[Items from a figure collection]
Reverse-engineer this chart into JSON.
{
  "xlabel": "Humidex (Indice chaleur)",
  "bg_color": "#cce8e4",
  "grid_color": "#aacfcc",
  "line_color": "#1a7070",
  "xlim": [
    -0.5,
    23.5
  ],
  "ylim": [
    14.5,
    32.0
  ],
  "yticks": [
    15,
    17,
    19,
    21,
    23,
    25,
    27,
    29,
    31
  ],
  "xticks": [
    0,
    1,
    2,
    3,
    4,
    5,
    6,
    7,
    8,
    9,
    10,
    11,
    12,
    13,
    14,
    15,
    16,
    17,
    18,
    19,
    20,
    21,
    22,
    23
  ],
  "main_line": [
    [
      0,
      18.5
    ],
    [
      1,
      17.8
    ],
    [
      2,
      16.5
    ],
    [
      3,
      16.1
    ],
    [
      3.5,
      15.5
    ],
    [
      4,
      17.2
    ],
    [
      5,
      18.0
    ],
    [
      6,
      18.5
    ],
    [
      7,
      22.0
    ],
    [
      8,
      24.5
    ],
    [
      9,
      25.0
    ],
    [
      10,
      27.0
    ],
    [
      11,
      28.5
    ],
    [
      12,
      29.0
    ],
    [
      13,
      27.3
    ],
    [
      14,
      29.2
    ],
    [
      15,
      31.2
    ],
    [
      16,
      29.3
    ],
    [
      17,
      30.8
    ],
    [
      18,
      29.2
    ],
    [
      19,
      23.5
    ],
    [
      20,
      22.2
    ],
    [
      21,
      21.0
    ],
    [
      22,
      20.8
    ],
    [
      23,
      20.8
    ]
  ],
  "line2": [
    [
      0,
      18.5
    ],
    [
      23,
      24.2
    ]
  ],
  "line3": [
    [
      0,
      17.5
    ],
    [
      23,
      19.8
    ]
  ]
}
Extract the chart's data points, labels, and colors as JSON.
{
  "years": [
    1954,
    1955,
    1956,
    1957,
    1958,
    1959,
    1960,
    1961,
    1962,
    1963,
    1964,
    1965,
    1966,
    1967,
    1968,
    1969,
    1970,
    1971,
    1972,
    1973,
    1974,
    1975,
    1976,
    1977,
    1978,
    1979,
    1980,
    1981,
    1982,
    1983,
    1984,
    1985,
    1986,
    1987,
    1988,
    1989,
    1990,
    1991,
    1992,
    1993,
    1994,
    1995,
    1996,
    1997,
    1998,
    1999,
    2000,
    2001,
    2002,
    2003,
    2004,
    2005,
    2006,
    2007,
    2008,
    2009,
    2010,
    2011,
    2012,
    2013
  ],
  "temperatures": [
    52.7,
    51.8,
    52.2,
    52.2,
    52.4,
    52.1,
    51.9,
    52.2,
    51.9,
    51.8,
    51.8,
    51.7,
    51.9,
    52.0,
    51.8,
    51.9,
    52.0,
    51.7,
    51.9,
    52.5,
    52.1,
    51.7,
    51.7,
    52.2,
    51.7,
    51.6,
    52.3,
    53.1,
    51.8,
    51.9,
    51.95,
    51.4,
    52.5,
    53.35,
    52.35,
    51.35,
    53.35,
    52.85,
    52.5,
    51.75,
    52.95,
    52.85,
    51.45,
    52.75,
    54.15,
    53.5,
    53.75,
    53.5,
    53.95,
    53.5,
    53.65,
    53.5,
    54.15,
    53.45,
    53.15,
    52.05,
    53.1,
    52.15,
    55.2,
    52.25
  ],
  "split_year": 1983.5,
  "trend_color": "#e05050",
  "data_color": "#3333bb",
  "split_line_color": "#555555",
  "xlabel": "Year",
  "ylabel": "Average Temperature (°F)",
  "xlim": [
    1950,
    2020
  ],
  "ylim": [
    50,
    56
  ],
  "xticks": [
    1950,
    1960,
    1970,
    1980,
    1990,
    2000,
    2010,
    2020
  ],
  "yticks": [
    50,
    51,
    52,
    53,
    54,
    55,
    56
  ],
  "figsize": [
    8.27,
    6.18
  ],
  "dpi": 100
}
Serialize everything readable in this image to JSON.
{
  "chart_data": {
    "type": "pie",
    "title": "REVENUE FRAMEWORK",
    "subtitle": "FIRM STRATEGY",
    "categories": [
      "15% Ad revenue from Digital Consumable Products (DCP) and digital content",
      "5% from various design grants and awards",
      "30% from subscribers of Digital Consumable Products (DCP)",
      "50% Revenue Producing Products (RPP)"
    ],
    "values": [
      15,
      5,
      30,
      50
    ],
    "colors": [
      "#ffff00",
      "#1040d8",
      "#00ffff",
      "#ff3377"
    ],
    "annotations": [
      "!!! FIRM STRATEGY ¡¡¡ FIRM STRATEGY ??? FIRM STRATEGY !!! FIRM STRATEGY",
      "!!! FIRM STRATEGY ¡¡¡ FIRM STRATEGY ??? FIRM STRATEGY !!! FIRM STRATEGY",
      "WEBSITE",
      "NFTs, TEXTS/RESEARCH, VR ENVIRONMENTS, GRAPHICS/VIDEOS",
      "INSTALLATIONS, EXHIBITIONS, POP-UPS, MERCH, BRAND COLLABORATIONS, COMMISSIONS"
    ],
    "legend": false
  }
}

## What to produce
Find every line that has "Products" in it, then return those lines.

## Result
      "15% Ad revenue from Digital Consumable Products (DCP) and digital content",
      "30% from subscribers of Digital Consumable Products (DCP)",
      "50% Revenue Producing Products (RPP)"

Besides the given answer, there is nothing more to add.